TASK INSTRUCTIONS
Count the lines in the entries below that contain the string "alriyadh", and give only that number.

DATA RECORDS
---+---

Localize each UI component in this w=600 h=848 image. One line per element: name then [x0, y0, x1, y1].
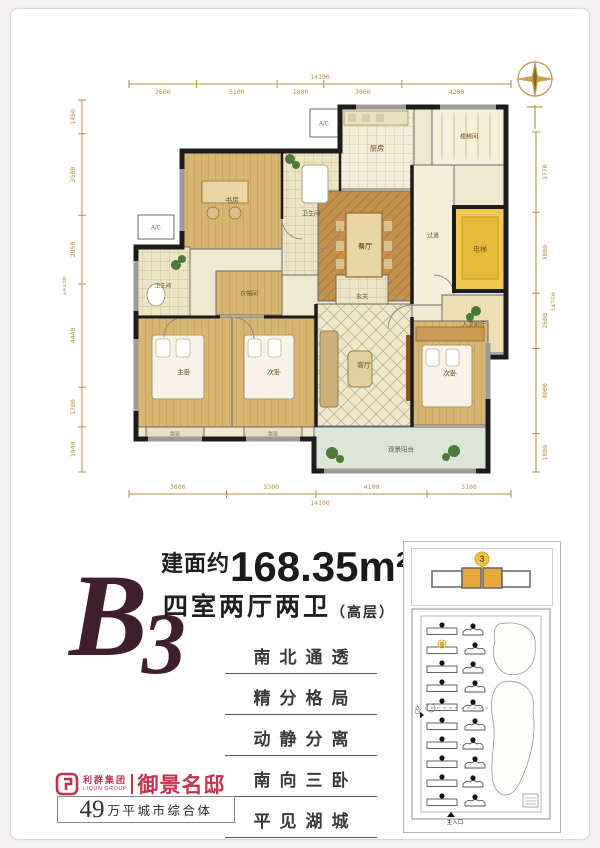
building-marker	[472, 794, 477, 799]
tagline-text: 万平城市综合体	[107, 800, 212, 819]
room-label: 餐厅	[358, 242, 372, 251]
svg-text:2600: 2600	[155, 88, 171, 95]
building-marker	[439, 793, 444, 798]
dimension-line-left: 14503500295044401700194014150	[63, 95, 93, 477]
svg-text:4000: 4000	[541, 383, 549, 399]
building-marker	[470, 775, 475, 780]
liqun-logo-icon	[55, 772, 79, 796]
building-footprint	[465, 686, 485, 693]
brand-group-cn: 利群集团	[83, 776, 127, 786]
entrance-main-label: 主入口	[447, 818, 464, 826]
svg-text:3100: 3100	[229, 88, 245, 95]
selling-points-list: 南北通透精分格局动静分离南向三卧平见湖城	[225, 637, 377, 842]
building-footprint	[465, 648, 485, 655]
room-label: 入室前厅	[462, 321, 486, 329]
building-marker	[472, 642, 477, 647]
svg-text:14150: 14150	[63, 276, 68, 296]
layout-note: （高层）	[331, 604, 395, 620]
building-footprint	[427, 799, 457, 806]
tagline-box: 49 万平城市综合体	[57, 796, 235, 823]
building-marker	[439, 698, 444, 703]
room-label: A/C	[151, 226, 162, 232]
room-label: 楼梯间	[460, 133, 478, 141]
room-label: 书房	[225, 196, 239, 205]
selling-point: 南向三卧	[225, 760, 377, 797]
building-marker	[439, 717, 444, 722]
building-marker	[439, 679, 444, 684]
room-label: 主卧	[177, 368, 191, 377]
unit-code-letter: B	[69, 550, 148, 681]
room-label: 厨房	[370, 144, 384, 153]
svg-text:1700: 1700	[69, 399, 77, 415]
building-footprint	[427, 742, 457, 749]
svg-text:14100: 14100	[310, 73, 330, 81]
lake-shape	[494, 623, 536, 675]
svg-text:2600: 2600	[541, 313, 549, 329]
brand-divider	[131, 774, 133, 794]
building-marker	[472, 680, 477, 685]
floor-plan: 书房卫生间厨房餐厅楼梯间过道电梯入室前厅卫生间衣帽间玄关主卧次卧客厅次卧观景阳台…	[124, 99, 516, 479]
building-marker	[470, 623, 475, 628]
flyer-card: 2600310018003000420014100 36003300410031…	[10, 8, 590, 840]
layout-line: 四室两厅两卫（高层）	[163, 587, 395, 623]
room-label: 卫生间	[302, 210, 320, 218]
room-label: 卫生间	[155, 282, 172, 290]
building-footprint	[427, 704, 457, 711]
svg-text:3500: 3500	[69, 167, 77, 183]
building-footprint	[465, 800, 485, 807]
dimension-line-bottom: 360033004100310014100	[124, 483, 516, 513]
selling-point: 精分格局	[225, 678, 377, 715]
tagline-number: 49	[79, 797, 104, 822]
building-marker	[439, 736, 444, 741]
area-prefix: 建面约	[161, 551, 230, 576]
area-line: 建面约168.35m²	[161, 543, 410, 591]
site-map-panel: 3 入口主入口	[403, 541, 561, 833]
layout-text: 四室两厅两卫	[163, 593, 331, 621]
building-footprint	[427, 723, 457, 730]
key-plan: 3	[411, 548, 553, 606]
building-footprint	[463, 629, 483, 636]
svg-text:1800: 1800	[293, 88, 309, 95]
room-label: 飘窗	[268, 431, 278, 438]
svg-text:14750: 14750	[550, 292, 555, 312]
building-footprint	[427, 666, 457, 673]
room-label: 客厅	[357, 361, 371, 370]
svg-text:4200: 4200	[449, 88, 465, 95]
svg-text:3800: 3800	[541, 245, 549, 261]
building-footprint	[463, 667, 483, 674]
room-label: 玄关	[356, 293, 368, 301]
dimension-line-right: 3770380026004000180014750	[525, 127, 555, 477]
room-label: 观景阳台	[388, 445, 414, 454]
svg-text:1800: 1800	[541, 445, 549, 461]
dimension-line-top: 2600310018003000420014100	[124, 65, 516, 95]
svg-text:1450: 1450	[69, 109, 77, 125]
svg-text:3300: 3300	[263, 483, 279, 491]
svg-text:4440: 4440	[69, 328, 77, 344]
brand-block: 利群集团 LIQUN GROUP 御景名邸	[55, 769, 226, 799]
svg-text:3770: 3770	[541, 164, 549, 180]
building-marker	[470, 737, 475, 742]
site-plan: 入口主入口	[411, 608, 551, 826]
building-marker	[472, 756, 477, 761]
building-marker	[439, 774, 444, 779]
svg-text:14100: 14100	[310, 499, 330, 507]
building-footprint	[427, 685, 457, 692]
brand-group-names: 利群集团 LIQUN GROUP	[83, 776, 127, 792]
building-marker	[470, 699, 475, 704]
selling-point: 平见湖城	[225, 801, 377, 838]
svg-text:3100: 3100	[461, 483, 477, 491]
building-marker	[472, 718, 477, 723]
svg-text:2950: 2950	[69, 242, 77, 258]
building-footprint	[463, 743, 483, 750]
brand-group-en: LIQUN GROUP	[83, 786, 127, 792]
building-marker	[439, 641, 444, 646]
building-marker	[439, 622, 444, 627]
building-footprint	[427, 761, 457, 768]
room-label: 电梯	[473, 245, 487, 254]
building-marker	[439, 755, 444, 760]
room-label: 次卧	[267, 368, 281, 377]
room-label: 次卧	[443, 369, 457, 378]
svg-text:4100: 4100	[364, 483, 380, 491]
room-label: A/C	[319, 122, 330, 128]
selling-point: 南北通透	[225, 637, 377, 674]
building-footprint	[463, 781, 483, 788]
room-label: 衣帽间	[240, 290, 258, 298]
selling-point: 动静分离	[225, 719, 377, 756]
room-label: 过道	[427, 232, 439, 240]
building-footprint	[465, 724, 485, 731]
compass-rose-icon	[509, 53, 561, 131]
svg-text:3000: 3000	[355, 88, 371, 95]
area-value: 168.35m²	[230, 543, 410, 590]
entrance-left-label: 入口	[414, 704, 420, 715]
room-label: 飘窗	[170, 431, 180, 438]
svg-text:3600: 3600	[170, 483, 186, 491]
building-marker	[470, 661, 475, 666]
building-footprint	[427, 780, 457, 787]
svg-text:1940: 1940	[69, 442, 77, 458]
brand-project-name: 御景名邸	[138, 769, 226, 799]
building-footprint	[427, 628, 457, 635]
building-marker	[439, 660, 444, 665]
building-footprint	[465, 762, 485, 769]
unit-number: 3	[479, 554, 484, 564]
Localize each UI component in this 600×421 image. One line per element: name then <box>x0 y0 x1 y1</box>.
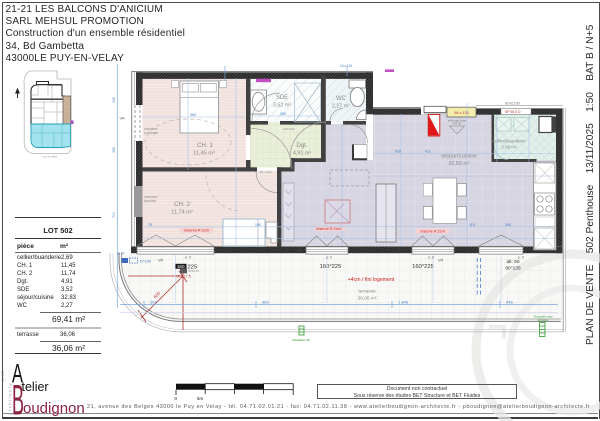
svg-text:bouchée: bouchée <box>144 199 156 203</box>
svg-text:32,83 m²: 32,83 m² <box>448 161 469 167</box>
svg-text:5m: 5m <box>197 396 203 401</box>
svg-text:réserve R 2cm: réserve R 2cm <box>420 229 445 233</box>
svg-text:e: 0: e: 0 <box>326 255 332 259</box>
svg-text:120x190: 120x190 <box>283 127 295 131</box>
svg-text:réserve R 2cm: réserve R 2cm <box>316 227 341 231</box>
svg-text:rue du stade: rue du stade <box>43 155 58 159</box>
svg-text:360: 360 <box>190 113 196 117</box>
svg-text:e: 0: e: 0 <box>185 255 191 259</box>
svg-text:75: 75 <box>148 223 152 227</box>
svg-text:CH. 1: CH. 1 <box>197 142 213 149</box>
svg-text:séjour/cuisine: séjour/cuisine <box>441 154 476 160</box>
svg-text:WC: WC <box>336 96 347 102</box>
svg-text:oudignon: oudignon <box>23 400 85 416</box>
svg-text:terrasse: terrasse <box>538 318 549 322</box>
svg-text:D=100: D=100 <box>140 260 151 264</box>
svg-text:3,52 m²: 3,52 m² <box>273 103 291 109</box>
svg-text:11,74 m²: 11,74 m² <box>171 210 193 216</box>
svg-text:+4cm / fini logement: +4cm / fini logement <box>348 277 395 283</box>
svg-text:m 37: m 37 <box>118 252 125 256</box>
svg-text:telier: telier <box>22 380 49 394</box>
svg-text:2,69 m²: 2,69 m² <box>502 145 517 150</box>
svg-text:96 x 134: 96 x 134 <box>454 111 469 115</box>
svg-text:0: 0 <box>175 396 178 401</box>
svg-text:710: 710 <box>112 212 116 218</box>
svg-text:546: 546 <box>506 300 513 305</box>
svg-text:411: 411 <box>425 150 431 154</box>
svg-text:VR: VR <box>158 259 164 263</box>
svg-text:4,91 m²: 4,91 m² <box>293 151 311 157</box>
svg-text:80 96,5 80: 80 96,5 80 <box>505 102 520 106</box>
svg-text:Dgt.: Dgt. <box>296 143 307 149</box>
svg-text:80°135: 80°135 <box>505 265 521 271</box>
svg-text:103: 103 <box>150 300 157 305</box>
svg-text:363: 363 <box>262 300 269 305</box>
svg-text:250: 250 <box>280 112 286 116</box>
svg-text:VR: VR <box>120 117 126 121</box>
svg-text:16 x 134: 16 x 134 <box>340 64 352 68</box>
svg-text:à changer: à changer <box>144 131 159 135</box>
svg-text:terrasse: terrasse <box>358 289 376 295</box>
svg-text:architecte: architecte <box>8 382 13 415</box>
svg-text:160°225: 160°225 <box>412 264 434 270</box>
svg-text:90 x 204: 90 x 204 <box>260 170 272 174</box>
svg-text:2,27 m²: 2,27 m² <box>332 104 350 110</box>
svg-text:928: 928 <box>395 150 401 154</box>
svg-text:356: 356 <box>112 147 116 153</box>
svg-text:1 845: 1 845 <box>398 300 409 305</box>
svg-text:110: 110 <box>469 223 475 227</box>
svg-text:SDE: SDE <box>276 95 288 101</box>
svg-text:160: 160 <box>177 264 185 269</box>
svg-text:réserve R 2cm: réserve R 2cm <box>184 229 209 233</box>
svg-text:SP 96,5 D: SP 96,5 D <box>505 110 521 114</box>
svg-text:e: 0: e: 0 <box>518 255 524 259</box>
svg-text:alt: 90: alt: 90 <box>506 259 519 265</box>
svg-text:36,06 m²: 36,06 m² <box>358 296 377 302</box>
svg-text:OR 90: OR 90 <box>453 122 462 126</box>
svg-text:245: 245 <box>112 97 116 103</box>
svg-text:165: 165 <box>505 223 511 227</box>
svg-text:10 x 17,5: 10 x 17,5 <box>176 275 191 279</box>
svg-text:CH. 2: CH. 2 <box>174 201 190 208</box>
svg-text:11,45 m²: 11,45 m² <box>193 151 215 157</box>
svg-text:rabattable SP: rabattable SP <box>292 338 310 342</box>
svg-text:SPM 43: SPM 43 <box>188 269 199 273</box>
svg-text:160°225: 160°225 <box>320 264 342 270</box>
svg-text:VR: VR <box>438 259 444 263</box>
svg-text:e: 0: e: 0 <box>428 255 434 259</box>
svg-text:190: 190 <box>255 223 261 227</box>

---+---

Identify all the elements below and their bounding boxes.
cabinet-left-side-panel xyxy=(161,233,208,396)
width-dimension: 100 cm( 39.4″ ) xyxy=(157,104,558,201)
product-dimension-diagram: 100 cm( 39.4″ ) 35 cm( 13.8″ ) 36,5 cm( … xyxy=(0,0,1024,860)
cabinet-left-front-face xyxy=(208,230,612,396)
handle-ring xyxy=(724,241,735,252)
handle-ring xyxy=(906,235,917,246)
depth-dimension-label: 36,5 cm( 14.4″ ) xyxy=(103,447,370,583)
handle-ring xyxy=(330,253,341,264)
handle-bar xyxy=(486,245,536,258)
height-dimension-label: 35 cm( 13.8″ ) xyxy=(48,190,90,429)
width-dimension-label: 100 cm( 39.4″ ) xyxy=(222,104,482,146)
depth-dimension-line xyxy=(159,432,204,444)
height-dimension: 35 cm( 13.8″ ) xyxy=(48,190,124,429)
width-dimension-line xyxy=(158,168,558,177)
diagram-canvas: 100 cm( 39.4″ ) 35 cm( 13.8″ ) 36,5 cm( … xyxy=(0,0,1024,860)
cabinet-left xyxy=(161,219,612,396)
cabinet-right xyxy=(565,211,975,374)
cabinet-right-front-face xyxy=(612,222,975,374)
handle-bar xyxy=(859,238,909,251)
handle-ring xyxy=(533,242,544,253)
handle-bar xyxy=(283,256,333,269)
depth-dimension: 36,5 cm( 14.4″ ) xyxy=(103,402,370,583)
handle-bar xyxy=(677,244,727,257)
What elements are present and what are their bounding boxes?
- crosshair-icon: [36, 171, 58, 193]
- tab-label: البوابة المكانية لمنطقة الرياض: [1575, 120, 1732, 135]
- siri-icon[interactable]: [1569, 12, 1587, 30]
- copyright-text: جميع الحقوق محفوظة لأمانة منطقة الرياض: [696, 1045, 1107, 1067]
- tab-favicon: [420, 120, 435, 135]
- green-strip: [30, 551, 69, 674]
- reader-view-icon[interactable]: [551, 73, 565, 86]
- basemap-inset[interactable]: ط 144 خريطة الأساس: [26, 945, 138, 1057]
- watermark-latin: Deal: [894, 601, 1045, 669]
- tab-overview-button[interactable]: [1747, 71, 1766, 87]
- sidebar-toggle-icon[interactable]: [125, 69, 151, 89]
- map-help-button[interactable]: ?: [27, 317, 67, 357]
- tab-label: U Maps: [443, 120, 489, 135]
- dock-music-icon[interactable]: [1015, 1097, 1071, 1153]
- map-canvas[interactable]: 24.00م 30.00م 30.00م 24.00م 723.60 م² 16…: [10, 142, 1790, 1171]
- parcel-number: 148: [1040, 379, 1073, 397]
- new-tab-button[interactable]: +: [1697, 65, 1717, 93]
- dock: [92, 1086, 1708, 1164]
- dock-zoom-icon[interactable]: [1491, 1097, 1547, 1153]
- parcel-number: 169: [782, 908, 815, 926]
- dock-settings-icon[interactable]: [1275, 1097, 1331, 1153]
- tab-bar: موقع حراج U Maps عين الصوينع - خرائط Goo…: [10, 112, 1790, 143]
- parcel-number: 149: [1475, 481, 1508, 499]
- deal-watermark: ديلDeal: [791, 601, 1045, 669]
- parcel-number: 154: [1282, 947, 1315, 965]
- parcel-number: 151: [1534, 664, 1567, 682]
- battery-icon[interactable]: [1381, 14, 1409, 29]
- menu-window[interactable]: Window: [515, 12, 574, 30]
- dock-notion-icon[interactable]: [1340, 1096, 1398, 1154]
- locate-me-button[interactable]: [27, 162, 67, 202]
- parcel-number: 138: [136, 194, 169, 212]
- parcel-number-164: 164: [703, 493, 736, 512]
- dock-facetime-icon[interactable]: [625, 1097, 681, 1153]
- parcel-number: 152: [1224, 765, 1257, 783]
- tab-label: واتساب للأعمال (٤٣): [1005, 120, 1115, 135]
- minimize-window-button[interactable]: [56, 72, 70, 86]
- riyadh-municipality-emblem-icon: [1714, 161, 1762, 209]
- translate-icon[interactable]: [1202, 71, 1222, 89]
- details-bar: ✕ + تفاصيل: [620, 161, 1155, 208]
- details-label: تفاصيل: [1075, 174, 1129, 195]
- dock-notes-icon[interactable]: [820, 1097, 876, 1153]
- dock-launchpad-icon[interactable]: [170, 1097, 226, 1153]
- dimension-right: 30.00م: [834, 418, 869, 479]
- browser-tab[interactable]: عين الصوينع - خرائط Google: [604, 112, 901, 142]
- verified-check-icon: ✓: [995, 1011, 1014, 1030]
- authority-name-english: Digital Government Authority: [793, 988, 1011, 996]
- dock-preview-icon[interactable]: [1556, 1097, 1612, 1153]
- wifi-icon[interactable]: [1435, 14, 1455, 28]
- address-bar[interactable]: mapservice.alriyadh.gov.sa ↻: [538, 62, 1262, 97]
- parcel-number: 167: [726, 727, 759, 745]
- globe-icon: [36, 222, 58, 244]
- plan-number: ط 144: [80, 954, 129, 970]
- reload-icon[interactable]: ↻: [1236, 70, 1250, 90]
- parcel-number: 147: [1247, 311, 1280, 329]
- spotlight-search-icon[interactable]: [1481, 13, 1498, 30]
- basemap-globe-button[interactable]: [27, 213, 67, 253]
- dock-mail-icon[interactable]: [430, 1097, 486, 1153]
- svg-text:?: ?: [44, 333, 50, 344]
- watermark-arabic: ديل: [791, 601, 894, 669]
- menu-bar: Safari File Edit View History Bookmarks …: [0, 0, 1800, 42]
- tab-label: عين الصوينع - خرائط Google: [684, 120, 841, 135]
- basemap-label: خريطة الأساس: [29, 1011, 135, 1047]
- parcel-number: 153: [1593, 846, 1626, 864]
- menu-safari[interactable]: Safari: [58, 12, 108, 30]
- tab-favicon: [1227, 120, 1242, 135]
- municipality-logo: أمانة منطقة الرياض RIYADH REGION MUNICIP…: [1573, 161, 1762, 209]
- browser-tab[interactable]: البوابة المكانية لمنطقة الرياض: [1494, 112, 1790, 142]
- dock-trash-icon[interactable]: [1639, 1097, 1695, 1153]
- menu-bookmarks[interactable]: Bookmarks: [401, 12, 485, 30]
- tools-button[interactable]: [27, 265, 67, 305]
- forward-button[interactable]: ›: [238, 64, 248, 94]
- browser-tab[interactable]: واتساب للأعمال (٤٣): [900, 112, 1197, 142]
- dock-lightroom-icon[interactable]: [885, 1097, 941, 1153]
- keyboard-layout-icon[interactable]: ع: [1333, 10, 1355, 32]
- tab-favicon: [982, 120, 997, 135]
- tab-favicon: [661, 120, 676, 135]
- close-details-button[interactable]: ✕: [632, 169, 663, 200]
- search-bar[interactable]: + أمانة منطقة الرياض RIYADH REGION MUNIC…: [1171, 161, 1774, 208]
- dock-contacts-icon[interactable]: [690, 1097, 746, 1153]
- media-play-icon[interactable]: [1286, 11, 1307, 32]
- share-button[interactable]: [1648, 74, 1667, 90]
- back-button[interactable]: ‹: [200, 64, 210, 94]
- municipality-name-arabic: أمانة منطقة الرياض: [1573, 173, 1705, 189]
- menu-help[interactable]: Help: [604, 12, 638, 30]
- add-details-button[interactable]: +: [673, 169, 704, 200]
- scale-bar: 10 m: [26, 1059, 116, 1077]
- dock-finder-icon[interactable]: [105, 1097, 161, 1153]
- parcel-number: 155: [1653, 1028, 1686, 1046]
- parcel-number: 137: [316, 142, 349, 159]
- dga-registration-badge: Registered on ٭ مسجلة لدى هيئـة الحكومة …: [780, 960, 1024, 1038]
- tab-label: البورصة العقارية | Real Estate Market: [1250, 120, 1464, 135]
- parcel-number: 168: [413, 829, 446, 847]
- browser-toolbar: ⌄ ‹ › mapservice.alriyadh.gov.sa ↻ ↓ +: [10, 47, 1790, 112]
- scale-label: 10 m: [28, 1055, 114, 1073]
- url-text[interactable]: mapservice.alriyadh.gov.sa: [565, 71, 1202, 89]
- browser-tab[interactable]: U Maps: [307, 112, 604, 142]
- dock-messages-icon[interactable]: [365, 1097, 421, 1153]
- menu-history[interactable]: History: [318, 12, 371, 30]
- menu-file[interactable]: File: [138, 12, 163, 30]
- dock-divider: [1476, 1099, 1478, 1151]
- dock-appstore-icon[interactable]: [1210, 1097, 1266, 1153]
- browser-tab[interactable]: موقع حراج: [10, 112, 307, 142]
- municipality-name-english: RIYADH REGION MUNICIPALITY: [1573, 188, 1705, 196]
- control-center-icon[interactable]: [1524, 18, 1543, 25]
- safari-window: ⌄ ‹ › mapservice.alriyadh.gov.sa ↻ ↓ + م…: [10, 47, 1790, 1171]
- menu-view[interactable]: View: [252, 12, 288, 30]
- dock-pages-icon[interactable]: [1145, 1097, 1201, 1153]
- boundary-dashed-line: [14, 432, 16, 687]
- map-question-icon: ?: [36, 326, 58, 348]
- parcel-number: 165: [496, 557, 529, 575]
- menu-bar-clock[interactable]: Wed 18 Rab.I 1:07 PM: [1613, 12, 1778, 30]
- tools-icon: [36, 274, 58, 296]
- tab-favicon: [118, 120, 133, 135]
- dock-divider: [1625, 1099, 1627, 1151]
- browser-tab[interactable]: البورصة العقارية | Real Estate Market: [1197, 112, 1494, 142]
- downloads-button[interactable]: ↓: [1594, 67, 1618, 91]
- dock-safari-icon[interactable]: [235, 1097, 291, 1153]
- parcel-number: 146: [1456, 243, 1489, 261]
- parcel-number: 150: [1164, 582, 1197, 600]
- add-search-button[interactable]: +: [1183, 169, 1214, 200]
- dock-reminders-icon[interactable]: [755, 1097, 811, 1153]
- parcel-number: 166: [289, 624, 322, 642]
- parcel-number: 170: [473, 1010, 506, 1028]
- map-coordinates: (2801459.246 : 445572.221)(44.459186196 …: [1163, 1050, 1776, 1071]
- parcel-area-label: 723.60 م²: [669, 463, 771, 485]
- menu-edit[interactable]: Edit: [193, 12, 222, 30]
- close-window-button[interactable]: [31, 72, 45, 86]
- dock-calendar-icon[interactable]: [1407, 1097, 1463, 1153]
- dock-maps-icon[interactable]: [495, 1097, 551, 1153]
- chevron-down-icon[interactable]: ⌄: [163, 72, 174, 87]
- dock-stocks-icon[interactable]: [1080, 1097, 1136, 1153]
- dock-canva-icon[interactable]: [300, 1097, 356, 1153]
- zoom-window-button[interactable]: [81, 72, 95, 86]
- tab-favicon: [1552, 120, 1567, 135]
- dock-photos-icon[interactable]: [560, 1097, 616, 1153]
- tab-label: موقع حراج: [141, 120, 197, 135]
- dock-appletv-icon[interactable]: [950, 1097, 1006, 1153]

---+---

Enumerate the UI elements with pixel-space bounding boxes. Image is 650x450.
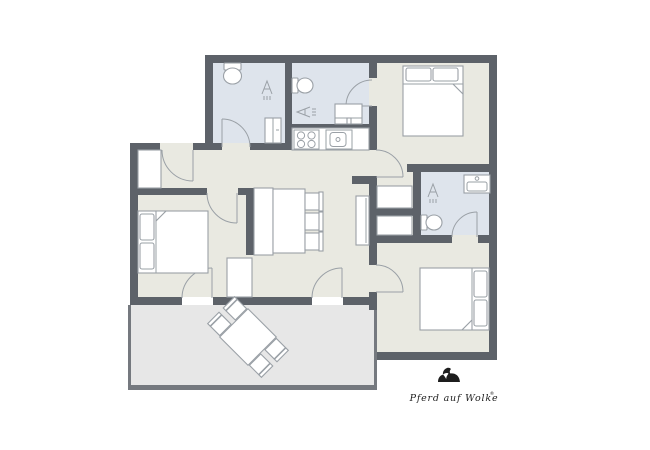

---+---

ANSWER TO THIS EXERCISE
4